━━━━━ EXTRACTED ENTRIES ━━━━━

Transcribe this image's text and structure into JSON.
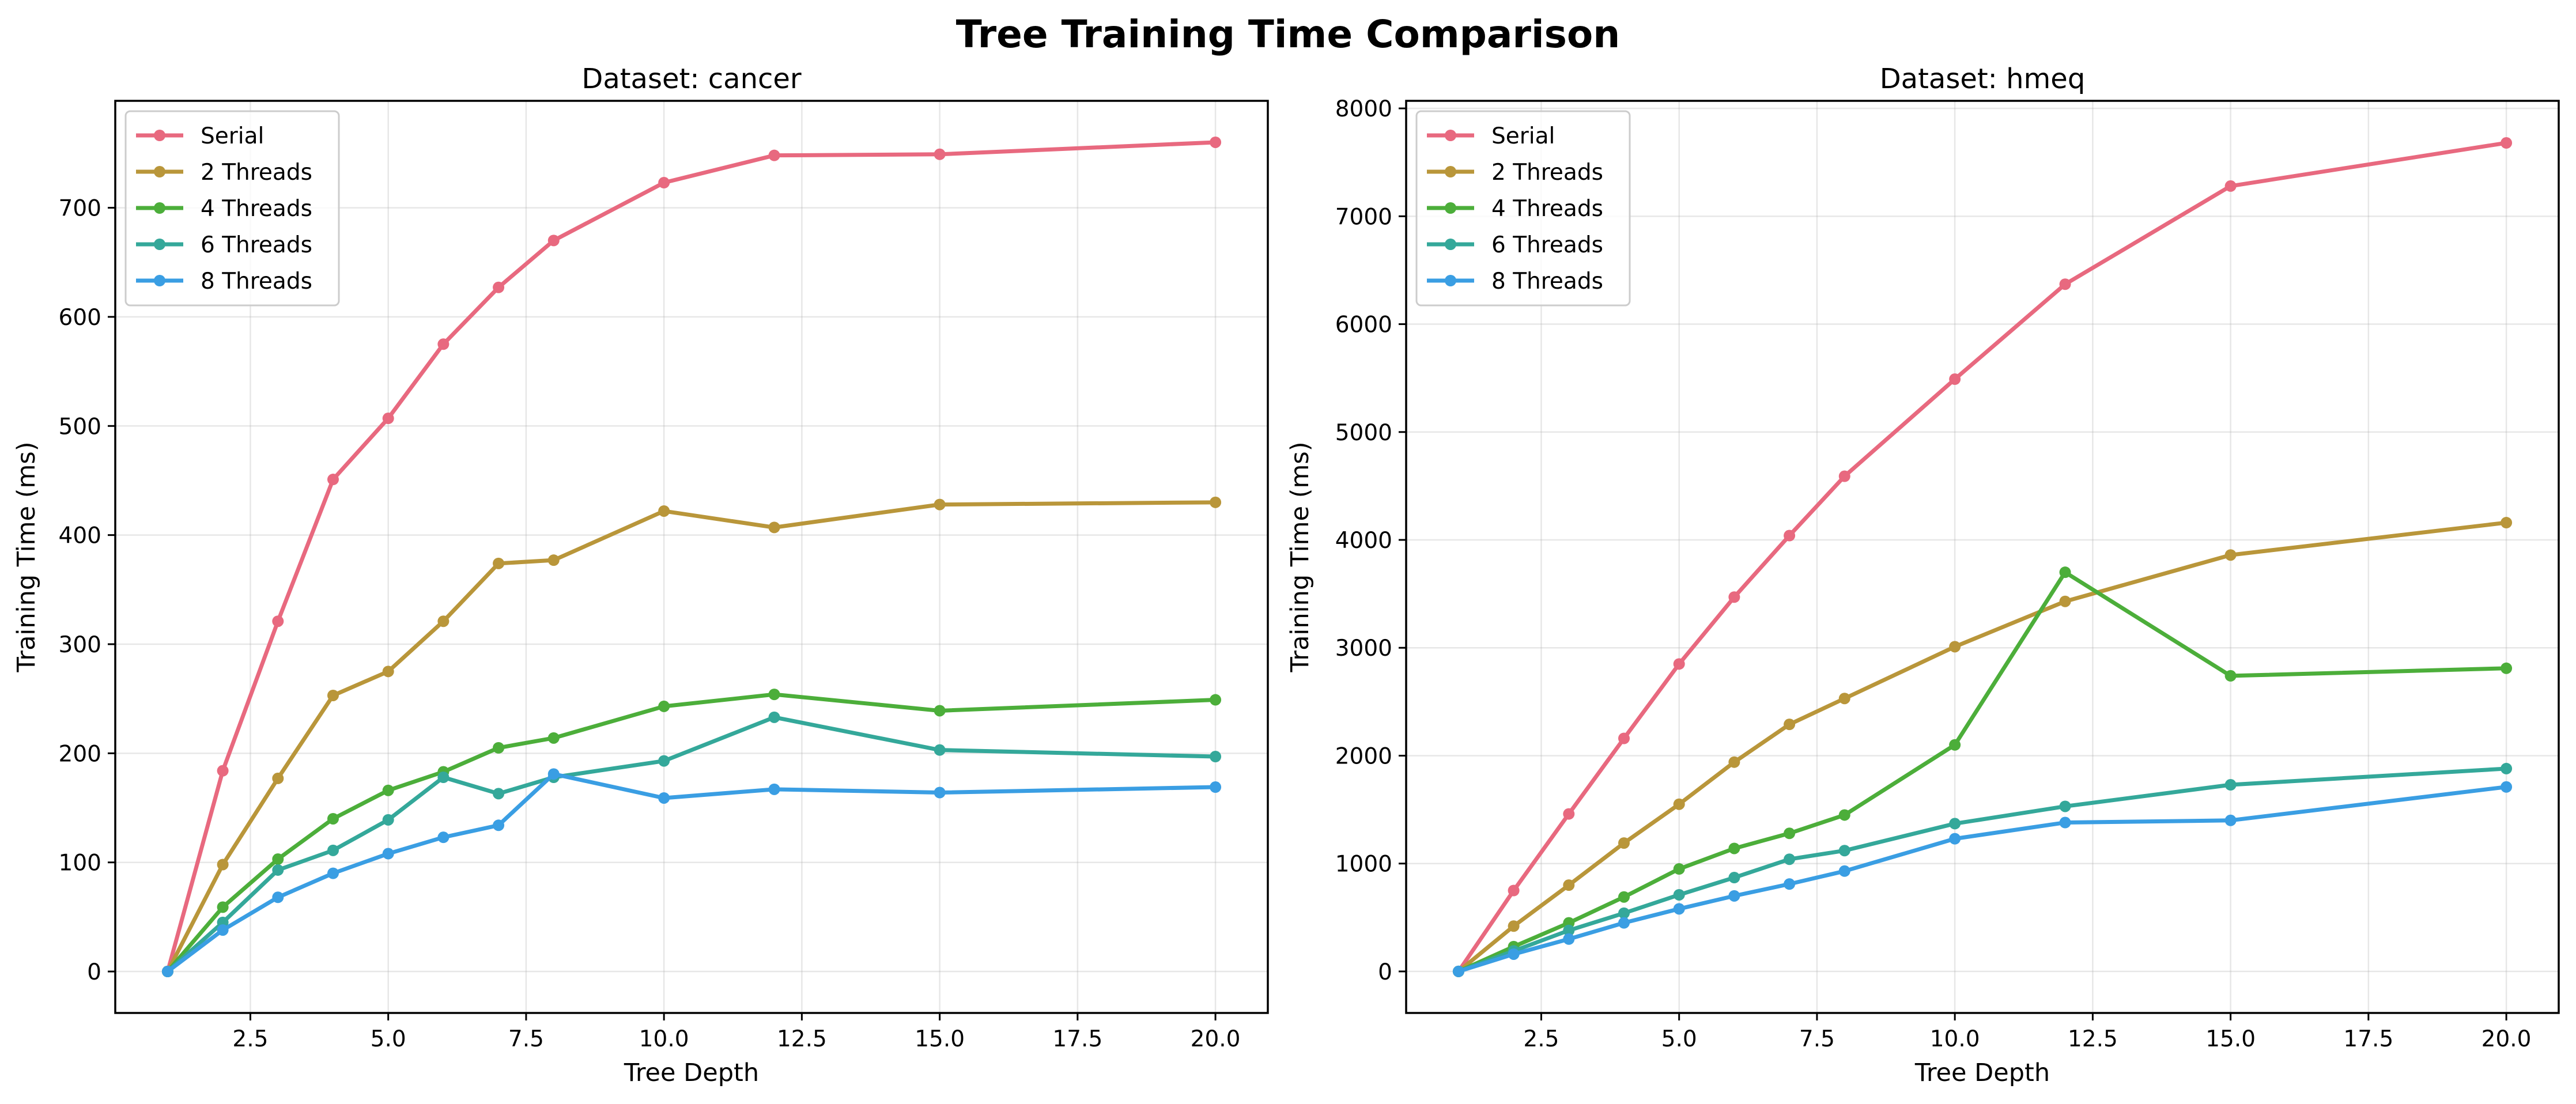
{
  "figure": {
    "title": "Tree Training Time Comparison"
  },
  "chart_data": [
    {
      "type": "line",
      "title": "Dataset: cancer",
      "xlabel": "Tree Depth",
      "ylabel": "Training Time (ms)",
      "xlim": [
        0.05,
        20.95
      ],
      "ylim": [
        -38,
        798
      ],
      "xticks": [
        2.5,
        5.0,
        7.5,
        10.0,
        12.5,
        15.0,
        17.5,
        20.0
      ],
      "xtick_labels": [
        "2.5",
        "5.0",
        "7.5",
        "10.0",
        "12.5",
        "15.0",
        "17.5",
        "20.0"
      ],
      "yticks": [
        0,
        100,
        200,
        300,
        400,
        500,
        600,
        700
      ],
      "ytick_labels": [
        "0",
        "100",
        "200",
        "300",
        "400",
        "500",
        "600",
        "700"
      ],
      "grid": true,
      "legend_position": "top-left",
      "x": [
        1,
        2,
        3,
        4,
        5,
        6,
        7,
        8,
        10,
        12,
        15,
        20
      ],
      "series": [
        {
          "name": "Serial",
          "color": "#e8697f",
          "values": [
            0,
            184,
            321,
            451,
            507,
            575,
            627,
            670,
            723,
            748,
            749,
            760
          ]
        },
        {
          "name": "2 Threads",
          "color": "#b9963a",
          "values": [
            0,
            98,
            177,
            253,
            275,
            321,
            374,
            377,
            422,
            407,
            428,
            430
          ]
        },
        {
          "name": "4 Threads",
          "color": "#4cae3a",
          "values": [
            0,
            59,
            103,
            140,
            166,
            183,
            205,
            214,
            243,
            254,
            239,
            249
          ]
        },
        {
          "name": "6 Threads",
          "color": "#34a89a",
          "values": [
            0,
            45,
            93,
            111,
            139,
            178,
            163,
            178,
            193,
            233,
            203,
            197
          ]
        },
        {
          "name": "8 Threads",
          "color": "#3a9ee3",
          "values": [
            0,
            38,
            68,
            90,
            108,
            123,
            134,
            181,
            159,
            167,
            164,
            169
          ]
        }
      ]
    },
    {
      "type": "line",
      "title": "Dataset: hmeq",
      "xlabel": "Tree Depth",
      "ylabel": "Training Time (ms)",
      "xlim": [
        0.05,
        20.95
      ],
      "ylim": [
        -385,
        8070
      ],
      "xticks": [
        2.5,
        5.0,
        7.5,
        10.0,
        12.5,
        15.0,
        17.5,
        20.0
      ],
      "xtick_labels": [
        "2.5",
        "5.0",
        "7.5",
        "10.0",
        "12.5",
        "15.0",
        "17.5",
        "20.0"
      ],
      "yticks": [
        0,
        1000,
        2000,
        3000,
        4000,
        5000,
        6000,
        7000,
        8000
      ],
      "ytick_labels": [
        "0",
        "1000",
        "2000",
        "3000",
        "4000",
        "5000",
        "6000",
        "7000",
        "8000"
      ],
      "grid": true,
      "legend_position": "top-left",
      "x": [
        1,
        2,
        3,
        4,
        5,
        6,
        7,
        8,
        10,
        12,
        15,
        20
      ],
      "series": [
        {
          "name": "Serial",
          "color": "#e8697f",
          "values": [
            0,
            750,
            1460,
            2160,
            2850,
            3470,
            4040,
            4590,
            5490,
            6370,
            7280,
            7680
          ]
        },
        {
          "name": "2 Threads",
          "color": "#b9963a",
          "values": [
            0,
            420,
            800,
            1190,
            1550,
            1940,
            2290,
            2530,
            3010,
            3430,
            3860,
            4160
          ]
        },
        {
          "name": "4 Threads",
          "color": "#4cae3a",
          "values": [
            0,
            230,
            450,
            690,
            950,
            1140,
            1280,
            1450,
            2100,
            3700,
            2740,
            2810
          ]
        },
        {
          "name": "6 Threads",
          "color": "#34a89a",
          "values": [
            0,
            190,
            380,
            540,
            710,
            870,
            1040,
            1120,
            1370,
            1530,
            1730,
            1880
          ]
        },
        {
          "name": "8 Threads",
          "color": "#3a9ee3",
          "values": [
            0,
            160,
            300,
            450,
            580,
            700,
            810,
            930,
            1230,
            1380,
            1400,
            1710
          ]
        }
      ]
    }
  ]
}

━━━━━

## AIM OF THE TASK
Give back the whole listing as it stands, minus its pictures.

## RESULT BELOW
Transcribe this image's text and structure into JSON.
{
  "figure": {
    "title": "Tree Training Time Comparison"
  },
  "chart_data": [
    {
      "type": "line",
      "title": "Dataset: cancer",
      "xlabel": "Tree Depth",
      "ylabel": "Training Time (ms)",
      "xlim": [
        0.05,
        20.95
      ],
      "ylim": [
        -38,
        798
      ],
      "xticks": [
        2.5,
        5.0,
        7.5,
        10.0,
        12.5,
        15.0,
        17.5,
        20.0
      ],
      "xtick_labels": [
        "2.5",
        "5.0",
        "7.5",
        "10.0",
        "12.5",
        "15.0",
        "17.5",
        "20.0"
      ],
      "yticks": [
        0,
        100,
        200,
        300,
        400,
        500,
        600,
        700
      ],
      "ytick_labels": [
        "0",
        "100",
        "200",
        "300",
        "400",
        "500",
        "600",
        "700"
      ],
      "grid": true,
      "legend_position": "top-left",
      "x": [
        1,
        2,
        3,
        4,
        5,
        6,
        7,
        8,
        10,
        12,
        15,
        20
      ],
      "series": [
        {
          "name": "Serial",
          "color": "#e8697f",
          "values": [
            0,
            184,
            321,
            451,
            507,
            575,
            627,
            670,
            723,
            748,
            749,
            760
          ]
        },
        {
          "name": "2 Threads",
          "color": "#b9963a",
          "values": [
            0,
            98,
            177,
            253,
            275,
            321,
            374,
            377,
            422,
            407,
            428,
            430
          ]
        },
        {
          "name": "4 Threads",
          "color": "#4cae3a",
          "values": [
            0,
            59,
            103,
            140,
            166,
            183,
            205,
            214,
            243,
            254,
            239,
            249
          ]
        },
        {
          "name": "6 Threads",
          "color": "#34a89a",
          "values": [
            0,
            45,
            93,
            111,
            139,
            178,
            163,
            178,
            193,
            233,
            203,
            197
          ]
        },
        {
          "name": "8 Threads",
          "color": "#3a9ee3",
          "values": [
            0,
            38,
            68,
            90,
            108,
            123,
            134,
            181,
            159,
            167,
            164,
            169
          ]
        }
      ]
    },
    {
      "type": "line",
      "title": "Dataset: hmeq",
      "xlabel": "Tree Depth",
      "ylabel": "Training Time (ms)",
      "xlim": [
        0.05,
        20.95
      ],
      "ylim": [
        -385,
        8070
      ],
      "xticks": [
        2.5,
        5.0,
        7.5,
        10.0,
        12.5,
        15.0,
        17.5,
        20.0
      ],
      "xtick_labels": [
        "2.5",
        "5.0",
        "7.5",
        "10.0",
        "12.5",
        "15.0",
        "17.5",
        "20.0"
      ],
      "yticks": [
        0,
        1000,
        2000,
        3000,
        4000,
        5000,
        6000,
        7000,
        8000
      ],
      "ytick_labels": [
        "0",
        "1000",
        "2000",
        "3000",
        "4000",
        "5000",
        "6000",
        "7000",
        "8000"
      ],
      "grid": true,
      "legend_position": "top-left",
      "x": [
        1,
        2,
        3,
        4,
        5,
        6,
        7,
        8,
        10,
        12,
        15,
        20
      ],
      "series": [
        {
          "name": "Serial",
          "color": "#e8697f",
          "values": [
            0,
            750,
            1460,
            2160,
            2850,
            3470,
            4040,
            4590,
            5490,
            6370,
            7280,
            7680
          ]
        },
        {
          "name": "2 Threads",
          "color": "#b9963a",
          "values": [
            0,
            420,
            800,
            1190,
            1550,
            1940,
            2290,
            2530,
            3010,
            3430,
            3860,
            4160
          ]
        },
        {
          "name": "4 Threads",
          "color": "#4cae3a",
          "values": [
            0,
            230,
            450,
            690,
            950,
            1140,
            1280,
            1450,
            2100,
            3700,
            2740,
            2810
          ]
        },
        {
          "name": "6 Threads",
          "color": "#34a89a",
          "values": [
            0,
            190,
            380,
            540,
            710,
            870,
            1040,
            1120,
            1370,
            1530,
            1730,
            1880
          ]
        },
        {
          "name": "8 Threads",
          "color": "#3a9ee3",
          "values": [
            0,
            160,
            300,
            450,
            580,
            700,
            810,
            930,
            1230,
            1380,
            1400,
            1710
          ]
        }
      ]
    }
  ]
}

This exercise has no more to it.